++++ Task material
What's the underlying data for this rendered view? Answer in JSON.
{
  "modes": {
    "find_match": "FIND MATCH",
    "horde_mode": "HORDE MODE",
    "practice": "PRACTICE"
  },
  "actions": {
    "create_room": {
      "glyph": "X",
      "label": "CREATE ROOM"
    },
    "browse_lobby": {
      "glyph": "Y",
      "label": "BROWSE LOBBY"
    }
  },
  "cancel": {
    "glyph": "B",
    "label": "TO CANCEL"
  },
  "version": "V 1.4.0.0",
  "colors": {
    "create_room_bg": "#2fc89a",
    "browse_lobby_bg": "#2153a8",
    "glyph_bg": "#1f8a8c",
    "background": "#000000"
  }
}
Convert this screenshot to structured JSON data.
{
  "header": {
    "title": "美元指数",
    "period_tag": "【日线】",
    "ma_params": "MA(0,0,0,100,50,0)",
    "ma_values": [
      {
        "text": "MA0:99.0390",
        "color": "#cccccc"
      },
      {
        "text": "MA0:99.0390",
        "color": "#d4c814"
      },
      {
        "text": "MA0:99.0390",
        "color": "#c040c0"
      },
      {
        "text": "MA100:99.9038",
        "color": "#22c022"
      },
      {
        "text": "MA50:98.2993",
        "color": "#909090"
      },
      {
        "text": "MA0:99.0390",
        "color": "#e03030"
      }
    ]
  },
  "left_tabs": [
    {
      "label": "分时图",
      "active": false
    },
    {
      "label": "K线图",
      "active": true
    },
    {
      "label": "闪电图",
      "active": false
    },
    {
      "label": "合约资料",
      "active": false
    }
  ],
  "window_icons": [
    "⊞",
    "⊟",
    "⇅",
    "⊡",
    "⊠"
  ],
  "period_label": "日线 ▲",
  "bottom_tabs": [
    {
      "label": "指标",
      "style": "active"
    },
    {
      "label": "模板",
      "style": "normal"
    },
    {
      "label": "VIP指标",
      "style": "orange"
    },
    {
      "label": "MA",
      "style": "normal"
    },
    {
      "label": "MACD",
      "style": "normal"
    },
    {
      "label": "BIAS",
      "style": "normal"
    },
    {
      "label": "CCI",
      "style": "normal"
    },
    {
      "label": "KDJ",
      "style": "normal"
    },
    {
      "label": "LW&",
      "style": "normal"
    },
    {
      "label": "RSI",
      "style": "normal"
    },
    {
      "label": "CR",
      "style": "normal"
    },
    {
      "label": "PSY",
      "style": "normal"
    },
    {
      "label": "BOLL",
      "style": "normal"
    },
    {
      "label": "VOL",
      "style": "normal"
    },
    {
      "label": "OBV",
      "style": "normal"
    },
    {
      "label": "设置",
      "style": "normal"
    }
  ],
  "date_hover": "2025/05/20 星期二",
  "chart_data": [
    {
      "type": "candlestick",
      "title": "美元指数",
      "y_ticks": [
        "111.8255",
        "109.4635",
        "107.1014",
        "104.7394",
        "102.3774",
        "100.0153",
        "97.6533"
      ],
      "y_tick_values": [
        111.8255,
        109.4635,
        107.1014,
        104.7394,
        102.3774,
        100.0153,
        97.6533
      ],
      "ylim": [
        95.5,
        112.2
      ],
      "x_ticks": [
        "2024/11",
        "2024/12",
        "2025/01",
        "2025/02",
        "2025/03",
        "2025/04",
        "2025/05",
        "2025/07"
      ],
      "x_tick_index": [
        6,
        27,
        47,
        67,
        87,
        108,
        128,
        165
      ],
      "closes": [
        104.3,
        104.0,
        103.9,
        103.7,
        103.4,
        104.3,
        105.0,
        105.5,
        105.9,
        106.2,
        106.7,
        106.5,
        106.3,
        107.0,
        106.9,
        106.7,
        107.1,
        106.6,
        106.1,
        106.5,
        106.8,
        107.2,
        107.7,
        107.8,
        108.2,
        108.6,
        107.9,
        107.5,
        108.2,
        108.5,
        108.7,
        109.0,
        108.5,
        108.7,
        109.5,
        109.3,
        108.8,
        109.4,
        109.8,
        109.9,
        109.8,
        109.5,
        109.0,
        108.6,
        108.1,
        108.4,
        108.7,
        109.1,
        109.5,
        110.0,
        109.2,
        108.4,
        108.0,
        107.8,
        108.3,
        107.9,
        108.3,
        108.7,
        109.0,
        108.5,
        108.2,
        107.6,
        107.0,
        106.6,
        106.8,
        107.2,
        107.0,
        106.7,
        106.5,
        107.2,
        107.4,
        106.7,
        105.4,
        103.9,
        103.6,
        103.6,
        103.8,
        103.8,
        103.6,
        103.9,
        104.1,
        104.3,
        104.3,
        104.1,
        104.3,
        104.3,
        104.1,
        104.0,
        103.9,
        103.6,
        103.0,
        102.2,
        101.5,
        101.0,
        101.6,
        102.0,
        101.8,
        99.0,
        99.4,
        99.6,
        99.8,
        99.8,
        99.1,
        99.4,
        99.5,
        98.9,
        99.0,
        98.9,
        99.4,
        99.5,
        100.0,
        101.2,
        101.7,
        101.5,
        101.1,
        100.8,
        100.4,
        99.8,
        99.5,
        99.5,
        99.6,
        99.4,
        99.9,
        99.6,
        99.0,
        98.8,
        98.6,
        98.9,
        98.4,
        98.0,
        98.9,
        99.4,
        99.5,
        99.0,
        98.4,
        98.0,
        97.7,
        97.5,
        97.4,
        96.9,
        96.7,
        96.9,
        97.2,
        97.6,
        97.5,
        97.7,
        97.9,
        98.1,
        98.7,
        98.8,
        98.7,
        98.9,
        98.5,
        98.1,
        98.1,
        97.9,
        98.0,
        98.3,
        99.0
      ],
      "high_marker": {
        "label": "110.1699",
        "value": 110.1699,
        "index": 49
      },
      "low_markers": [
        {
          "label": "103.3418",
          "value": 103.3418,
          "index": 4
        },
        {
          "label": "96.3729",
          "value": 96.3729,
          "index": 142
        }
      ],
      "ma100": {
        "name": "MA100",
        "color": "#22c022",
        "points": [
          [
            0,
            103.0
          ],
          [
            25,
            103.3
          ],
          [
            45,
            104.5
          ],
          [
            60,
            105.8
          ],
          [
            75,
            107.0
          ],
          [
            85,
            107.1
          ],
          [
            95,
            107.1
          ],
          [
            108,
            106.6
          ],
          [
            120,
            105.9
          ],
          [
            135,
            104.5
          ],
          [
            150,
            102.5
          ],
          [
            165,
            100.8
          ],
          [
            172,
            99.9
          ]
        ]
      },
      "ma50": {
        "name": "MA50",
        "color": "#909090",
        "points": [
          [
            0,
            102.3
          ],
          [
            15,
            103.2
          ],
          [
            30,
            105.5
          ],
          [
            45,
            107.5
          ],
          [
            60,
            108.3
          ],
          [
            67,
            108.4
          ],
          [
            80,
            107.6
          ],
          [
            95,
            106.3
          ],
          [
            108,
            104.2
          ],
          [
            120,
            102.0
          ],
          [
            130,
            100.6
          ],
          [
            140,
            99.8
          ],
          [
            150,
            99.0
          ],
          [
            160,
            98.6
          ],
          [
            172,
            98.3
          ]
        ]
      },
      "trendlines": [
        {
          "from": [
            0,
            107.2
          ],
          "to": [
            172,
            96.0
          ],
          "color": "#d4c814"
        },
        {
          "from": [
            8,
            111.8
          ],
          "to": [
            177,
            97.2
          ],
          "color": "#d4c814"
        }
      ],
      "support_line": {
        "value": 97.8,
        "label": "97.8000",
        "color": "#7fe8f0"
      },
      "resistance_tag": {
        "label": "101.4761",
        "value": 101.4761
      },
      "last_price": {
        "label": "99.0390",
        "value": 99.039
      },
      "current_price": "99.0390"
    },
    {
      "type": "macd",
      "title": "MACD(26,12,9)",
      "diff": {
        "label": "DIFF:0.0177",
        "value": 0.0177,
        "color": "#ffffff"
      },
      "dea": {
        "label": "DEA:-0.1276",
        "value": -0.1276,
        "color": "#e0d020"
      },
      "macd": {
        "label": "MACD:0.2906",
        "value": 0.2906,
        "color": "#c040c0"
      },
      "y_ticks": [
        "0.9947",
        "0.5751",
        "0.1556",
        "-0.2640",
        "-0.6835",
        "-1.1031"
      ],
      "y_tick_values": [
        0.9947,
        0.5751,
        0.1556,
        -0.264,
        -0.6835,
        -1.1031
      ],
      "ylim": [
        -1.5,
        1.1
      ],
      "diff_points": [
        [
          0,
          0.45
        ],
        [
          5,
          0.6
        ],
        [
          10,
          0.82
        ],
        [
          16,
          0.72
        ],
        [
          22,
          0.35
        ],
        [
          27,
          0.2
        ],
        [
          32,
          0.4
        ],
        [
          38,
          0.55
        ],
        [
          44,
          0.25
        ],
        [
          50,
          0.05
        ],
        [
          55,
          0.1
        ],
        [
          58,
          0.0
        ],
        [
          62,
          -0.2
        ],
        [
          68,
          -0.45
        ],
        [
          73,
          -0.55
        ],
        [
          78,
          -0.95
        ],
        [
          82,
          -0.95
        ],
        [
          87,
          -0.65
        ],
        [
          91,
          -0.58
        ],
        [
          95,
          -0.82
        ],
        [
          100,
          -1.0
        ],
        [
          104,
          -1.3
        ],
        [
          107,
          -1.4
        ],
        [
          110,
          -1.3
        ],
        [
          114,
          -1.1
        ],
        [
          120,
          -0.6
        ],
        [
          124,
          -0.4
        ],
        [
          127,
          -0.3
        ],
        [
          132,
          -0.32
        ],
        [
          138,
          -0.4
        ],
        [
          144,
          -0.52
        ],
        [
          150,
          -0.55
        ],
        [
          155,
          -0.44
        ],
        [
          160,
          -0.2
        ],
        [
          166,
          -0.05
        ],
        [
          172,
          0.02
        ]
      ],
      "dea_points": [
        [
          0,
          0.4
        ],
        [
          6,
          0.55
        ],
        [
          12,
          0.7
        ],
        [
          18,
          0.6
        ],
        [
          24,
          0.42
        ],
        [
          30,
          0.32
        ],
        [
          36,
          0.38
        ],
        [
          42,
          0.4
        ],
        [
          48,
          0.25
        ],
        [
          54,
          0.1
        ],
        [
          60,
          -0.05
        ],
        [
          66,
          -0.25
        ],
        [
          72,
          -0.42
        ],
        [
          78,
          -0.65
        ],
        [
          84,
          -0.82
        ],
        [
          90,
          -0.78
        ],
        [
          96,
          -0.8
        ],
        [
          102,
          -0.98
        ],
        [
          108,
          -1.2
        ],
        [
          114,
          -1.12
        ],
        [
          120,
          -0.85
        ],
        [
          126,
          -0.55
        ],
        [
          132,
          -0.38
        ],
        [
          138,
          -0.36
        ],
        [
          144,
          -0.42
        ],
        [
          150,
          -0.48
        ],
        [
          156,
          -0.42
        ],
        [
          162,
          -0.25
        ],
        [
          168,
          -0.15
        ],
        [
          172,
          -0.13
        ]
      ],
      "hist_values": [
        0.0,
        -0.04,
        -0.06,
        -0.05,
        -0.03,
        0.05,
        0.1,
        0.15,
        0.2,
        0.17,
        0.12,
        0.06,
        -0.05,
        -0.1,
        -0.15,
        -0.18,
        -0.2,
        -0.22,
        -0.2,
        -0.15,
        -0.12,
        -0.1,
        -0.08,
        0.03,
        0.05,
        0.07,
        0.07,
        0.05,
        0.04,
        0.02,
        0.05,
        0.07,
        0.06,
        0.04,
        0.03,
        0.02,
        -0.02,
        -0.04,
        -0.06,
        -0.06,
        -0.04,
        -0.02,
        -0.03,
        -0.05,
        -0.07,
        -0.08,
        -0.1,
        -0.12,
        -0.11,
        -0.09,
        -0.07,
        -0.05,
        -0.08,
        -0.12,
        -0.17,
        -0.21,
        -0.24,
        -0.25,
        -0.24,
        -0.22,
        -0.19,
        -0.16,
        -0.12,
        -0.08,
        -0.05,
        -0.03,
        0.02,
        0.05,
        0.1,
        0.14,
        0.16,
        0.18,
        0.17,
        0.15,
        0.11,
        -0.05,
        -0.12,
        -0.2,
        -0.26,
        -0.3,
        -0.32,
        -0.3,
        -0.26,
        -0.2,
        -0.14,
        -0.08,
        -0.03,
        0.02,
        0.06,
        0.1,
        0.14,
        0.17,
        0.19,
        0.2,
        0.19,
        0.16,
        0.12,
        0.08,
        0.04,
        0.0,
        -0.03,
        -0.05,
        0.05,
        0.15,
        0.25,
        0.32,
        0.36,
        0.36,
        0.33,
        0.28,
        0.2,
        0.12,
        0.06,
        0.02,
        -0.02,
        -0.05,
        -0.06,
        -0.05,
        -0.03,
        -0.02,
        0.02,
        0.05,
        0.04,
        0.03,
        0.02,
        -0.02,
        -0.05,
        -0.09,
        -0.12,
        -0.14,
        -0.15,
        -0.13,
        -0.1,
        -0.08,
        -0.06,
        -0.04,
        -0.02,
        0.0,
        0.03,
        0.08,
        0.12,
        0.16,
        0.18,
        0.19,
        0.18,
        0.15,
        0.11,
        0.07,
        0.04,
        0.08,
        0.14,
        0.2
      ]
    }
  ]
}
++++++++
* Exercise requirements *
Copy each line from the records above that includes the string "JSON".

* Expected answer *
What's the underlying data for this rendered view? Answer in JSON.
Convert this screenshot to structured JSON data.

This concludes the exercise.